## BEGIN Exercise data

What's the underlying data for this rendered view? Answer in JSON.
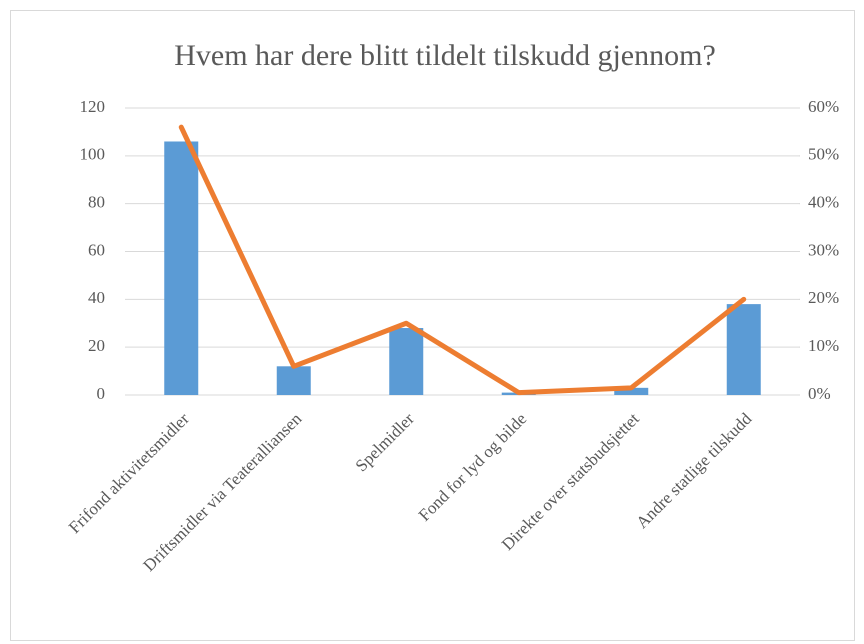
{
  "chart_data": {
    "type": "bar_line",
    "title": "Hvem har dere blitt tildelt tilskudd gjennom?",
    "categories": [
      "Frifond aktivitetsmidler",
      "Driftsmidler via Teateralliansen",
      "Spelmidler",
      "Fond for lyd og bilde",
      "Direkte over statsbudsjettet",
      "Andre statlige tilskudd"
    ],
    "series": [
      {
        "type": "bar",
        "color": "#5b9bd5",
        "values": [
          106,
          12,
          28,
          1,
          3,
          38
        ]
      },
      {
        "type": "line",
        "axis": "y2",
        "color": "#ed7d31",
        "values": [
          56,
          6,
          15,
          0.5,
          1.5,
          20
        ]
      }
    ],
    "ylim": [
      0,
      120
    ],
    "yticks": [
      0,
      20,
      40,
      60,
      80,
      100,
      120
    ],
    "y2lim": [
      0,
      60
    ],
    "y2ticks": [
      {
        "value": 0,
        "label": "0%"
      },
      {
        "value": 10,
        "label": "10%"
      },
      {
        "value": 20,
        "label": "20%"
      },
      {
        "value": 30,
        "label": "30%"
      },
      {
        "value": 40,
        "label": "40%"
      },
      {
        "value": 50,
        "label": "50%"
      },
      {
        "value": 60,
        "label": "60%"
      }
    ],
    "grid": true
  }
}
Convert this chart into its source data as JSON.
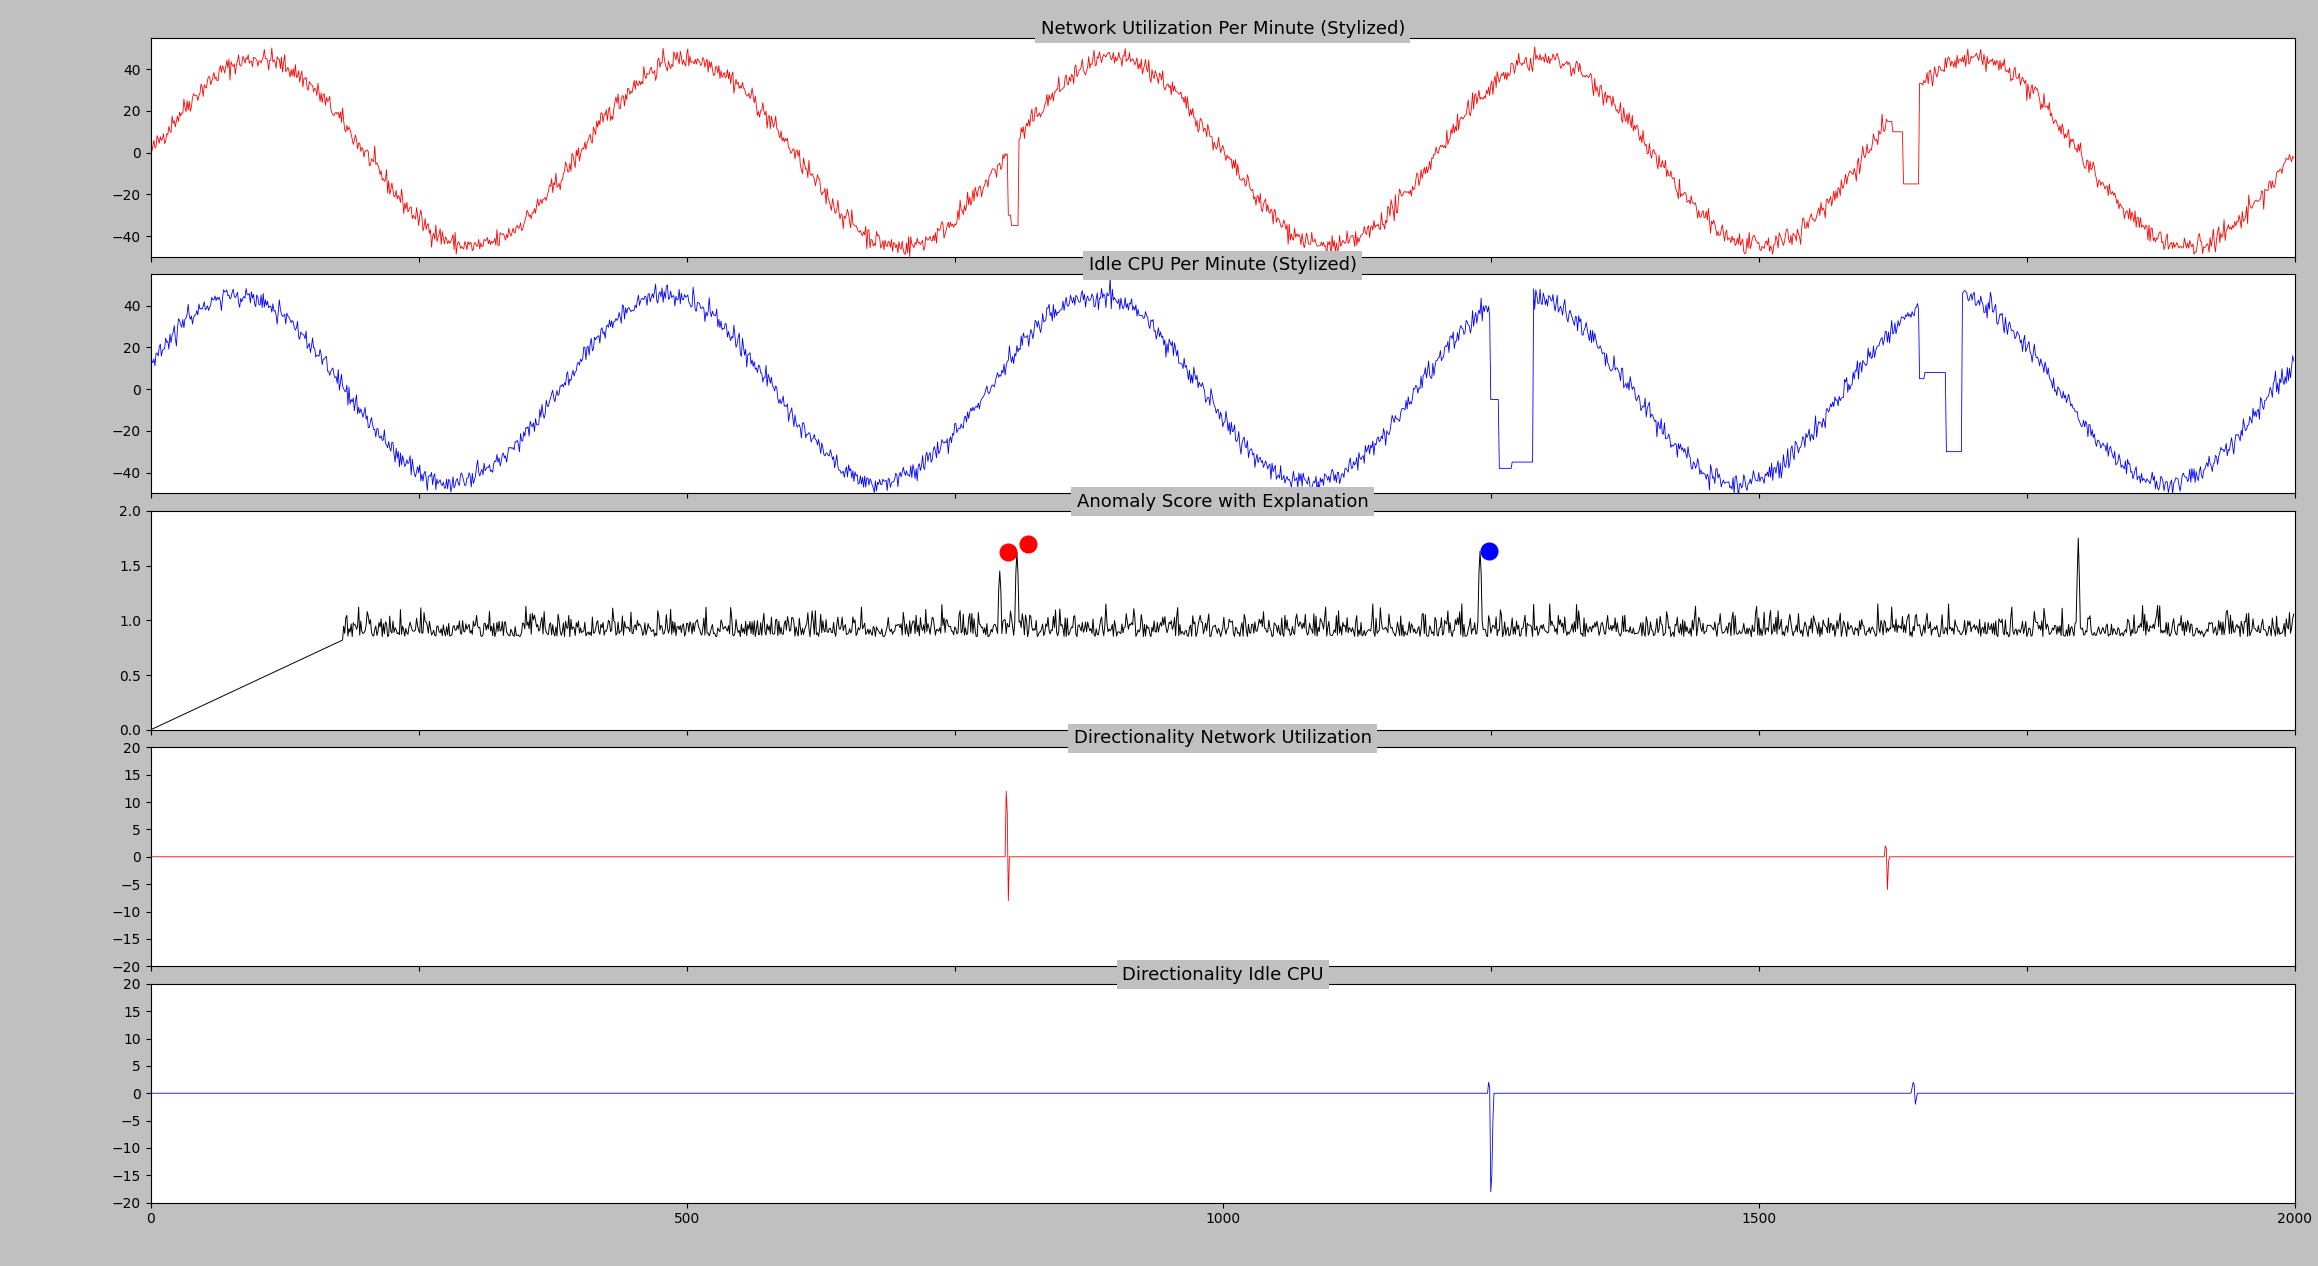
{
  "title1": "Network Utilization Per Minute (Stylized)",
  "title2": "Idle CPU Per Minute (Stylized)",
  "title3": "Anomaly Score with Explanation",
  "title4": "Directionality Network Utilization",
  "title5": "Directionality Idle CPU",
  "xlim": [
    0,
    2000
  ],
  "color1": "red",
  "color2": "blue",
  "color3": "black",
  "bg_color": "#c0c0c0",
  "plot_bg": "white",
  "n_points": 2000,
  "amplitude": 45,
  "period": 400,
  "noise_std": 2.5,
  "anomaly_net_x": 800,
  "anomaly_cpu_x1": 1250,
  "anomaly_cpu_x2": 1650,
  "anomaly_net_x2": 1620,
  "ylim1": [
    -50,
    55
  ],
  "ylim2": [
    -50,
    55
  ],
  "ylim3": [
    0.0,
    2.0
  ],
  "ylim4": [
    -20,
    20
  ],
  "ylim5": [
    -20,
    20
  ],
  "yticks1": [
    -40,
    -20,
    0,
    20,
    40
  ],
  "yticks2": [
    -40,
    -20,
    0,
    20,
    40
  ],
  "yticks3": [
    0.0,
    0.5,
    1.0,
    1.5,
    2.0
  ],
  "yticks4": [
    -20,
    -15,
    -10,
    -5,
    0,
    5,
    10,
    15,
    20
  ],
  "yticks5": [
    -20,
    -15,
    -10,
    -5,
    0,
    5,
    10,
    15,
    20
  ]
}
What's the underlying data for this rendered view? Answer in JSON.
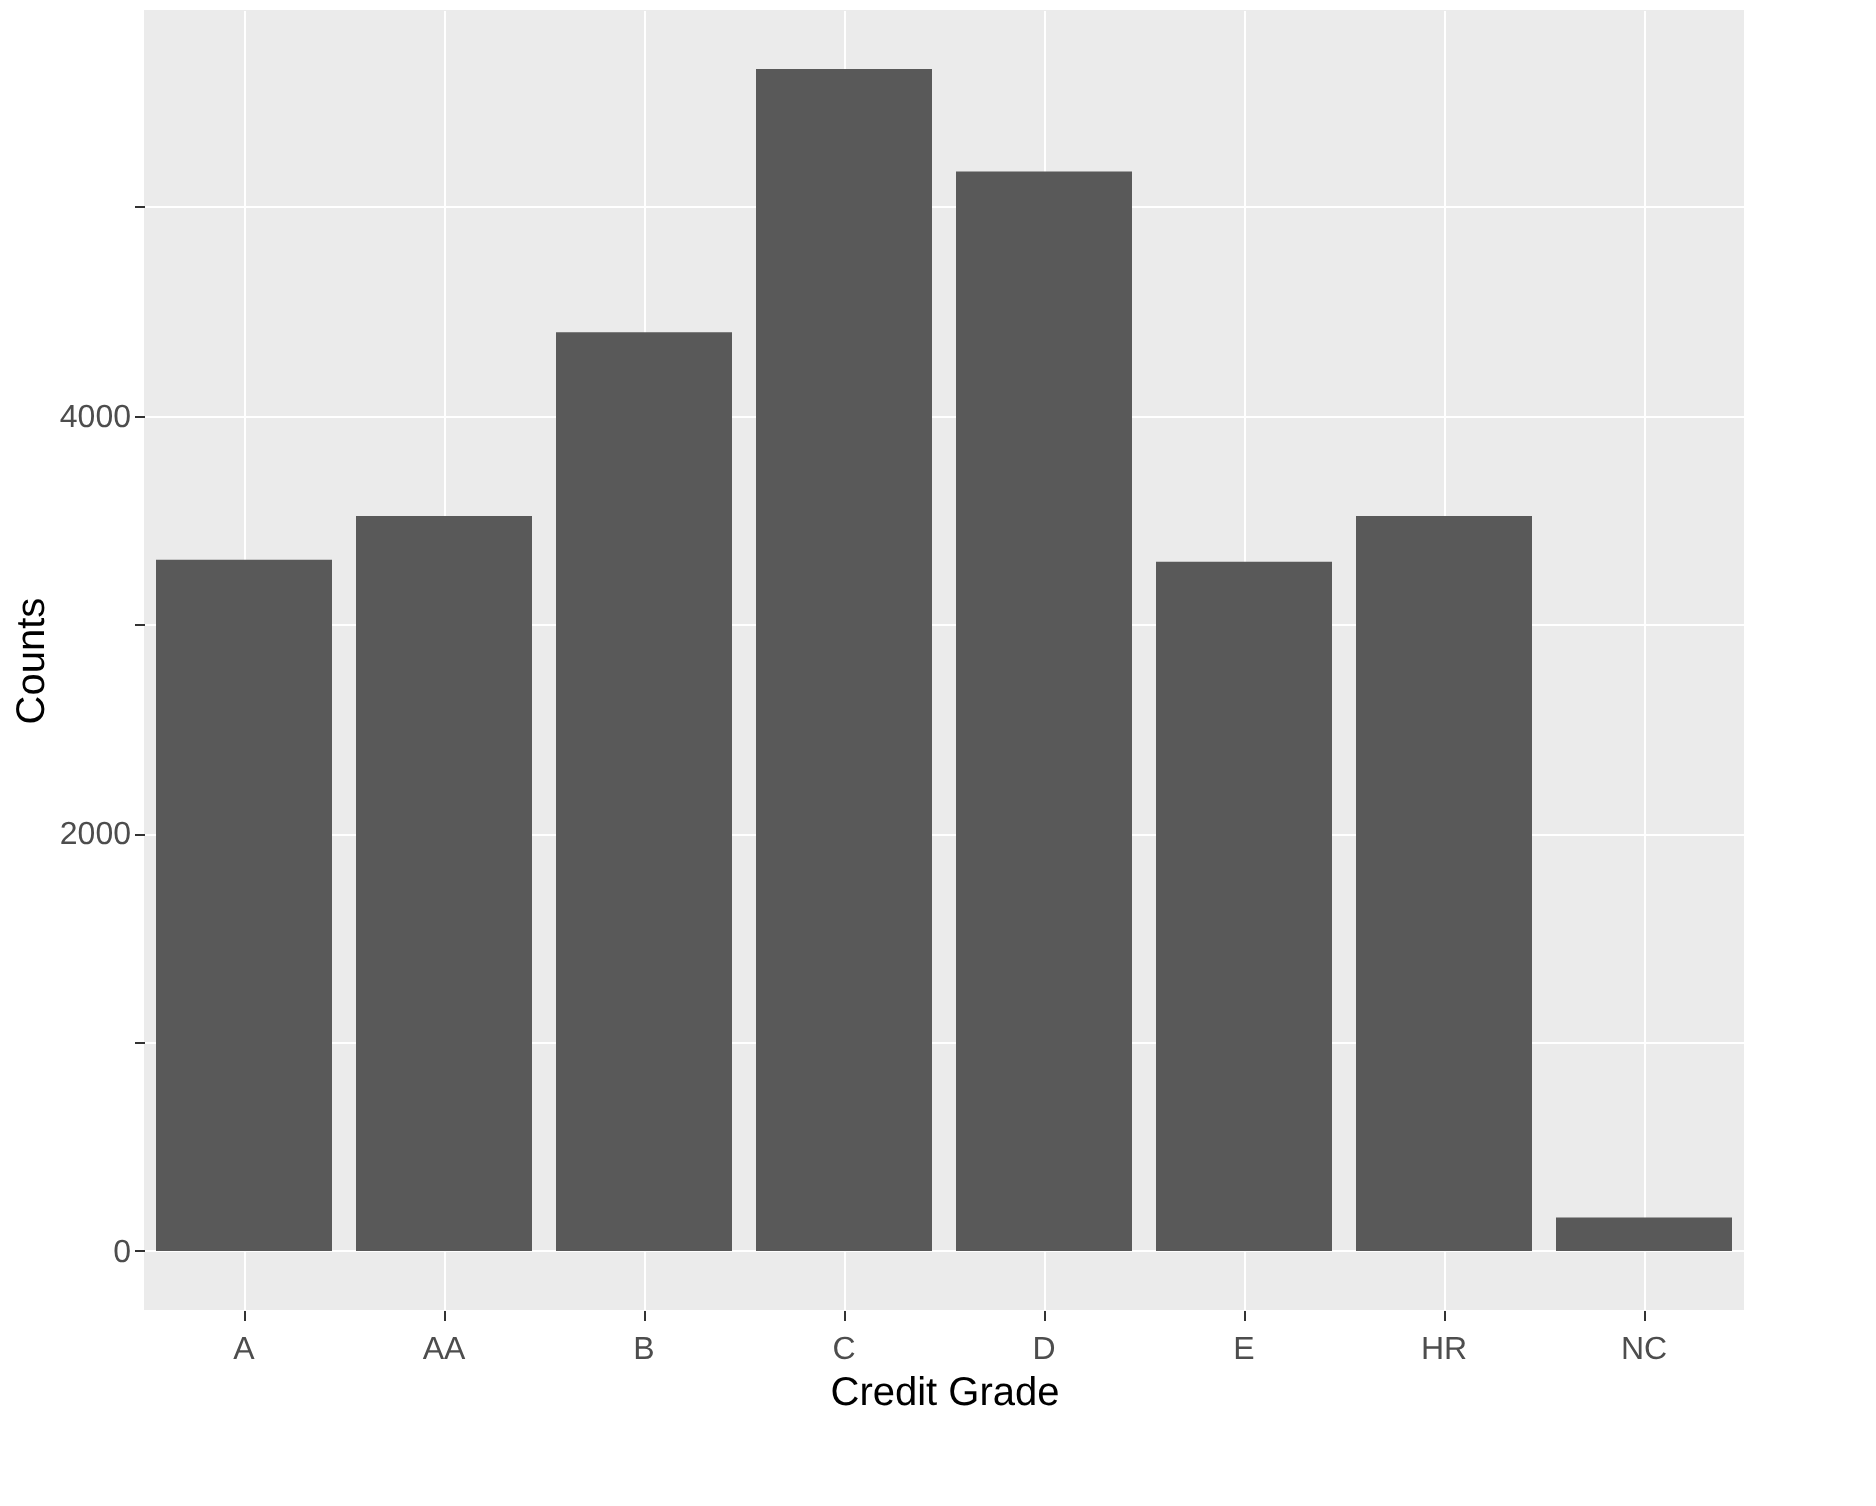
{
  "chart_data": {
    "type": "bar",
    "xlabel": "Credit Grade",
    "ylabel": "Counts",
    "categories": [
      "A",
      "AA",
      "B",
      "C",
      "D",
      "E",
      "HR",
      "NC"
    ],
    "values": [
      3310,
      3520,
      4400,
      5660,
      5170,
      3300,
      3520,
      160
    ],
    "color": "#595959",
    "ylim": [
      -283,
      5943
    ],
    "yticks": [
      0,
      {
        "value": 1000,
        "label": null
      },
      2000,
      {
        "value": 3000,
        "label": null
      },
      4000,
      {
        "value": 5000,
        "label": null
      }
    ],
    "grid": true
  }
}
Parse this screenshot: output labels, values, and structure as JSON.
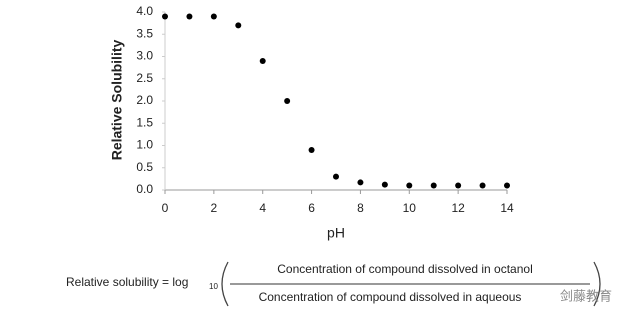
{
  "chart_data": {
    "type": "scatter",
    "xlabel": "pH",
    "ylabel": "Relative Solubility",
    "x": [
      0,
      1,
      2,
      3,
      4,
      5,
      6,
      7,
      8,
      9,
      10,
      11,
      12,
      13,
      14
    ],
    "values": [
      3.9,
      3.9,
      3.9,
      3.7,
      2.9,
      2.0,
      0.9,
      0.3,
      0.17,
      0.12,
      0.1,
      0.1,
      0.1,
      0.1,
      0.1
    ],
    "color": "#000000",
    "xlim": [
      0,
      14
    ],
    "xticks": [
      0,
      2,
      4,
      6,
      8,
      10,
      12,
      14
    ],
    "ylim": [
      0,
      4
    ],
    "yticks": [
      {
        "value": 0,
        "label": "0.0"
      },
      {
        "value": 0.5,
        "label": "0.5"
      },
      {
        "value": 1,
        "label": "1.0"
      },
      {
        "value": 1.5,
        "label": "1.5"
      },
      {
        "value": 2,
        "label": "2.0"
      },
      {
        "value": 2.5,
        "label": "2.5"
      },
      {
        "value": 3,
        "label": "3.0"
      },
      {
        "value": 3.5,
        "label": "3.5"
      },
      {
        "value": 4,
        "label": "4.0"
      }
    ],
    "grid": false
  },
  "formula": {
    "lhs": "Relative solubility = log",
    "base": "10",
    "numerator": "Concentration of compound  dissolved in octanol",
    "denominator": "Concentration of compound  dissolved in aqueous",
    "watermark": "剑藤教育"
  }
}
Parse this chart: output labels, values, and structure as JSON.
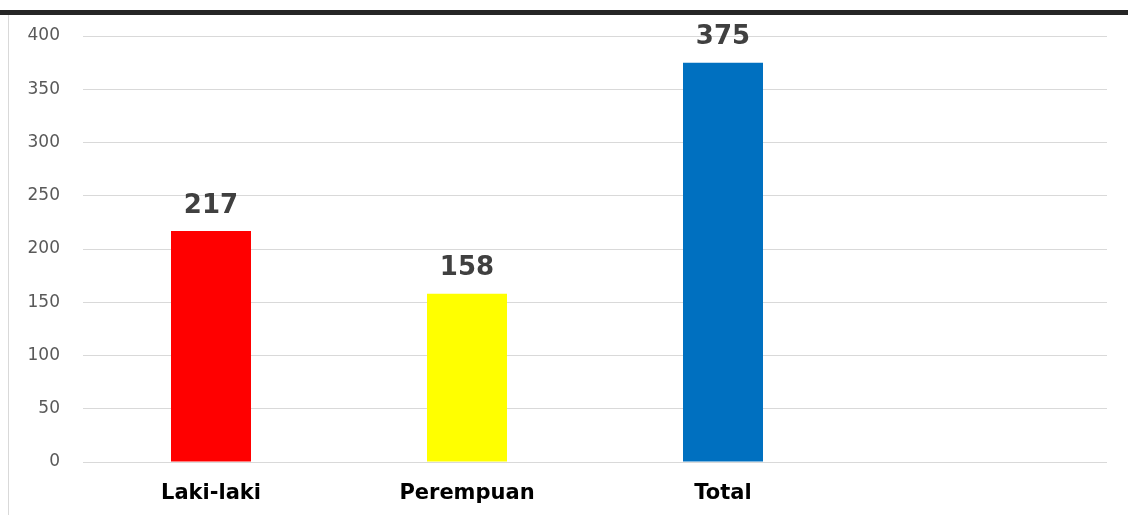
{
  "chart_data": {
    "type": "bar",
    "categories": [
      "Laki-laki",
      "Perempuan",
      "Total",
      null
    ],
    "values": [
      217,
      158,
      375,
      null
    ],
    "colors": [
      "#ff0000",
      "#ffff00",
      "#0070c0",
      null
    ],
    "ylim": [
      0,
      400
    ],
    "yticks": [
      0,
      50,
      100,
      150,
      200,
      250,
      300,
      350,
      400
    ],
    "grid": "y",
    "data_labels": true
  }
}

## END Exercise data

Can the lines from the one with "Parse this chart: output" to the end of the records above be quoted exactly, both ends included, with every picture omitted?

Parse this chart: output labels, values, and structure as JSON.
{
  "chart_data": {
    "type": "bar",
    "categories": [
      "Laki-laki",
      "Perempuan",
      "Total",
      null
    ],
    "values": [
      217,
      158,
      375,
      null
    ],
    "colors": [
      "#ff0000",
      "#ffff00",
      "#0070c0",
      null
    ],
    "ylim": [
      0,
      400
    ],
    "yticks": [
      0,
      50,
      100,
      150,
      200,
      250,
      300,
      350,
      400
    ],
    "grid": "y",
    "data_labels": true
  }
}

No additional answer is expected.